Written instruction: Determine how many lines contain the string "only". Reply with that figure and nothing else.

Stored records
— begin —

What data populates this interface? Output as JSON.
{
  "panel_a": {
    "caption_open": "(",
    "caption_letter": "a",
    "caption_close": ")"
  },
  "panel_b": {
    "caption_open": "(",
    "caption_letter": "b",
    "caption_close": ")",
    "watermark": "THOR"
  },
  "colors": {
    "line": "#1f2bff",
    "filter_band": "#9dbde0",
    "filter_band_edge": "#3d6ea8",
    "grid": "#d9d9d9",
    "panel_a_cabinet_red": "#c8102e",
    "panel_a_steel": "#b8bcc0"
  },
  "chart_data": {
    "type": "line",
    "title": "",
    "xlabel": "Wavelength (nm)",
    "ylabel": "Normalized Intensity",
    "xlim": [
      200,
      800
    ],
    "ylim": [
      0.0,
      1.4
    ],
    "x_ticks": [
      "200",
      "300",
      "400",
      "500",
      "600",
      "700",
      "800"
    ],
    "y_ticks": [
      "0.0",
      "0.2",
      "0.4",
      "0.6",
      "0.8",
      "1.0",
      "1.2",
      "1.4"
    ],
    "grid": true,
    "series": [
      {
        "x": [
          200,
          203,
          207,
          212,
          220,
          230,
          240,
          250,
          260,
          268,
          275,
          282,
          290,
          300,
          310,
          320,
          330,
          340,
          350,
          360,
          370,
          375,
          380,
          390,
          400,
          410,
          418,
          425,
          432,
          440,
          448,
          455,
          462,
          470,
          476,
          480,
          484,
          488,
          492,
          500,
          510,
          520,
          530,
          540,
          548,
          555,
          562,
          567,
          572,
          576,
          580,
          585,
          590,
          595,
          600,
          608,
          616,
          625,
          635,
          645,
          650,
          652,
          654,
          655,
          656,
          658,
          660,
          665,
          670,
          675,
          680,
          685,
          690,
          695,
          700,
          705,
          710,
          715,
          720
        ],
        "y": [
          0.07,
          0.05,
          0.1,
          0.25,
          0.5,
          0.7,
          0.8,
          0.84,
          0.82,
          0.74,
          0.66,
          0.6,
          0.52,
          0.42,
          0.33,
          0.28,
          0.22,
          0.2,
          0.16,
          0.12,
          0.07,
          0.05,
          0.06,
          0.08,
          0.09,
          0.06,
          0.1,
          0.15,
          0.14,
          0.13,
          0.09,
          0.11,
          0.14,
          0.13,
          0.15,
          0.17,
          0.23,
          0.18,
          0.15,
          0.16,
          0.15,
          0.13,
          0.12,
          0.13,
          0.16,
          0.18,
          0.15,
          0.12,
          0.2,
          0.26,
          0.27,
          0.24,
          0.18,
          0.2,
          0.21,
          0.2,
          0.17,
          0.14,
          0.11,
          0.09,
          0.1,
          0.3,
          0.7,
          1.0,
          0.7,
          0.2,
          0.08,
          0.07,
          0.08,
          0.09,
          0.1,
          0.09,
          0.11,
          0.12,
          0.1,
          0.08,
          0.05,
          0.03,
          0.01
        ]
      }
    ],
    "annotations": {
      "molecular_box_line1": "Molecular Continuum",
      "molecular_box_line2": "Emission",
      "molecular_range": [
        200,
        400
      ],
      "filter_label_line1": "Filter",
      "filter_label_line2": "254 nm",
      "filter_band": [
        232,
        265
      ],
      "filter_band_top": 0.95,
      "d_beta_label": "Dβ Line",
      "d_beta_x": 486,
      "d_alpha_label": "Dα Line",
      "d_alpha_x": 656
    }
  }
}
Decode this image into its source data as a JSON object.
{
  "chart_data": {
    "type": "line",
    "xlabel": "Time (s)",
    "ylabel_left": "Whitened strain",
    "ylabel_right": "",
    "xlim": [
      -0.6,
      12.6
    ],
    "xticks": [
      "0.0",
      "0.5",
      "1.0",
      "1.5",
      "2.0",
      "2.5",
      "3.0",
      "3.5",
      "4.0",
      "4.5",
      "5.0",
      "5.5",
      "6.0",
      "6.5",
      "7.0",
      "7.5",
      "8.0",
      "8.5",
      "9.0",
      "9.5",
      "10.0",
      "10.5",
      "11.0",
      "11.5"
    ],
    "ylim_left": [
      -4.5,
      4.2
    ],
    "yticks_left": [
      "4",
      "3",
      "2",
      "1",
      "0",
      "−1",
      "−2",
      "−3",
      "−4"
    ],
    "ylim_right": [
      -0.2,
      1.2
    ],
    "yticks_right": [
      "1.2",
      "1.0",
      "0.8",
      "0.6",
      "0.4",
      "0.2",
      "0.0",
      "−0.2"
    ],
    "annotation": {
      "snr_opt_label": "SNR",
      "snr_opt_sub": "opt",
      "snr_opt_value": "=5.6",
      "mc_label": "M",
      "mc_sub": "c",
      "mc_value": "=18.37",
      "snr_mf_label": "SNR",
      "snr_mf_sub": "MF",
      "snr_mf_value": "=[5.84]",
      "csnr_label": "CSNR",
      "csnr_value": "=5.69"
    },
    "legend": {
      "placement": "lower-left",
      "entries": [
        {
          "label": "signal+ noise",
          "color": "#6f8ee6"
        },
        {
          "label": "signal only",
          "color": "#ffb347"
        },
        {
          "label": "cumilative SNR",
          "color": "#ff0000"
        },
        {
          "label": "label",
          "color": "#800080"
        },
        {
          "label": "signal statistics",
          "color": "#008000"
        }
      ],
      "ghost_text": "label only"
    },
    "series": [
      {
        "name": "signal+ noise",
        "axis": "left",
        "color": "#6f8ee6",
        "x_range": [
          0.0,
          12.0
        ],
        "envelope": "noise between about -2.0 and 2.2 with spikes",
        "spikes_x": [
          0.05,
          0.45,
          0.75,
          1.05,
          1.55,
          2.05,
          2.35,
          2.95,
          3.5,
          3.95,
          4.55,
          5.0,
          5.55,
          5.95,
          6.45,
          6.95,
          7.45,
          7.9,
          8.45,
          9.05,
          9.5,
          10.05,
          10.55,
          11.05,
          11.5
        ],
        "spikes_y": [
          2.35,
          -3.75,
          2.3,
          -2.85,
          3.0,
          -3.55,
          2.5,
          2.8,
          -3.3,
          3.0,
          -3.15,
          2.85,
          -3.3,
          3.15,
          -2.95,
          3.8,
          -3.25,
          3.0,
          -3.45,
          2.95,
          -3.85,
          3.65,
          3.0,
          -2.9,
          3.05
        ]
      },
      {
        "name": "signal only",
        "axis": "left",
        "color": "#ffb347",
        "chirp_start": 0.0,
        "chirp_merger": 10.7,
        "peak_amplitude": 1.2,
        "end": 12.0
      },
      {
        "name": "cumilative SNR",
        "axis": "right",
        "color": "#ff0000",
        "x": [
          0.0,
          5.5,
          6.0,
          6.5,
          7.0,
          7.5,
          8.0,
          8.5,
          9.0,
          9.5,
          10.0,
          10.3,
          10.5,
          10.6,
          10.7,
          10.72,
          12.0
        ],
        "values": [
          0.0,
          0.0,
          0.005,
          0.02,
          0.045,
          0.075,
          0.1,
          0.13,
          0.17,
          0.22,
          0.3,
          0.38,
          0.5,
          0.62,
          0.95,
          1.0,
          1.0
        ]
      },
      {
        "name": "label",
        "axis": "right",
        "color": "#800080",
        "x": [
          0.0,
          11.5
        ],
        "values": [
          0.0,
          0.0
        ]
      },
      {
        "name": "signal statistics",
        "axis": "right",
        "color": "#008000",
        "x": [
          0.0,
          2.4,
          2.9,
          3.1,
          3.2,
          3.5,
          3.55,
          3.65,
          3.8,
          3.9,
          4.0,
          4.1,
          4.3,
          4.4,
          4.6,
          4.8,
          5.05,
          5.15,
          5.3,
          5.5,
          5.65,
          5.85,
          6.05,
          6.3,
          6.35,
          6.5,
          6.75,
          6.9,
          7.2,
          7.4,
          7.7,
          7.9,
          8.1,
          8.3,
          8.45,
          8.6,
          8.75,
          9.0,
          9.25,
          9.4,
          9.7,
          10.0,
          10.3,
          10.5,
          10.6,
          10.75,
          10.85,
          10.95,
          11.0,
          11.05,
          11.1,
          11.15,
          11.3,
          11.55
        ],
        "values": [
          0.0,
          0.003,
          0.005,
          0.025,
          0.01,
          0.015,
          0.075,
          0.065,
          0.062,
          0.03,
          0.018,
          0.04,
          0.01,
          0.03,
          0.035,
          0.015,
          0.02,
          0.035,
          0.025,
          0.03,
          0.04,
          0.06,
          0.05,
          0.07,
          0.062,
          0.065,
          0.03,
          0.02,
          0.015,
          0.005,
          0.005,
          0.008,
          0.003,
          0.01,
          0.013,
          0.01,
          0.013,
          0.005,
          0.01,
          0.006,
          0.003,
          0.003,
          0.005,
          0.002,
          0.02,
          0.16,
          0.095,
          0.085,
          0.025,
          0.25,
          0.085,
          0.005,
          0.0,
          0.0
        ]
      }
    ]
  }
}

— end —

Exercise solution: 3